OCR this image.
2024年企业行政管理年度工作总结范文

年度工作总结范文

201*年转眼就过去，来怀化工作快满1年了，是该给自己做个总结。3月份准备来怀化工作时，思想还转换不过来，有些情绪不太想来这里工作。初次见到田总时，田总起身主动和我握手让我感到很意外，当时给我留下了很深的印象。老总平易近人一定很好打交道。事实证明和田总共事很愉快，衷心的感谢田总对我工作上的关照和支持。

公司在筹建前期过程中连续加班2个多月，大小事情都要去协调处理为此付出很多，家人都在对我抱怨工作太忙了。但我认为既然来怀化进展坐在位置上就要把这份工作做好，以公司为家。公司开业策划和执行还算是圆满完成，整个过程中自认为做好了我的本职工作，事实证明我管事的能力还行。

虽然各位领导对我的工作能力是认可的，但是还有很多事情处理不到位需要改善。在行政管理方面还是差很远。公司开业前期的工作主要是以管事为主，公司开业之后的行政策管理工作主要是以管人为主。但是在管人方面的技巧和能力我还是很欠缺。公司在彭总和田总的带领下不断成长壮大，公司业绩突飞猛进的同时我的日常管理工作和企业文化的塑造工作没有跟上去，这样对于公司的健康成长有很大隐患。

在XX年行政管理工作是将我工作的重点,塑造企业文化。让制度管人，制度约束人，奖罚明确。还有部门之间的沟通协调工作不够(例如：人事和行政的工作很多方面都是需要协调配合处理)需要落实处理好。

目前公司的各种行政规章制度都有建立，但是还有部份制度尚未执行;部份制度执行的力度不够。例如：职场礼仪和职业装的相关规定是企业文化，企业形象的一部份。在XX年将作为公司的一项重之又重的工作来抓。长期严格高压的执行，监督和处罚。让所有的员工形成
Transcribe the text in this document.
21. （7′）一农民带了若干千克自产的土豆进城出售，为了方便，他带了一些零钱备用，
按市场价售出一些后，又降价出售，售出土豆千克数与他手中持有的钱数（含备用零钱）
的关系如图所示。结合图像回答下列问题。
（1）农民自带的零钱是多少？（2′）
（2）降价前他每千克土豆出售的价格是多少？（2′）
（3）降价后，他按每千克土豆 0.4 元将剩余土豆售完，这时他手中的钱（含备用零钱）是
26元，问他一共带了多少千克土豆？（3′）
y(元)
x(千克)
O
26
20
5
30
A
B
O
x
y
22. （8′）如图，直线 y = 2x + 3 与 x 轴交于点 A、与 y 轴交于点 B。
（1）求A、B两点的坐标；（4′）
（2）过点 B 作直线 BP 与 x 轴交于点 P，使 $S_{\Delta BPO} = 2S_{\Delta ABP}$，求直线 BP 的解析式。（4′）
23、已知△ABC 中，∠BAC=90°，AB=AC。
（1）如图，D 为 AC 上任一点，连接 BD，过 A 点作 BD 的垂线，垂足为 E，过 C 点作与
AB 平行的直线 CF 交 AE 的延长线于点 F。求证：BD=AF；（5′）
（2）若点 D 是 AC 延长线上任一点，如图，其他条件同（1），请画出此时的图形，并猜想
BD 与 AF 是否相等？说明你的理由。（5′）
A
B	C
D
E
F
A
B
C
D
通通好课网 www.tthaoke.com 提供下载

+++++

▶ TASK
Scan the material above. Copy each line that holds the word "含备用零钱".

▶ FINISHED ANSWER
按市场价售出一些后，又降价出售，售出土豆千克数与他手中持有的钱数（含备用零钱）
（3）降价后，他按每千克土豆 0.4 元将剩余土豆售完，这时他手中的钱（含备用零钱）是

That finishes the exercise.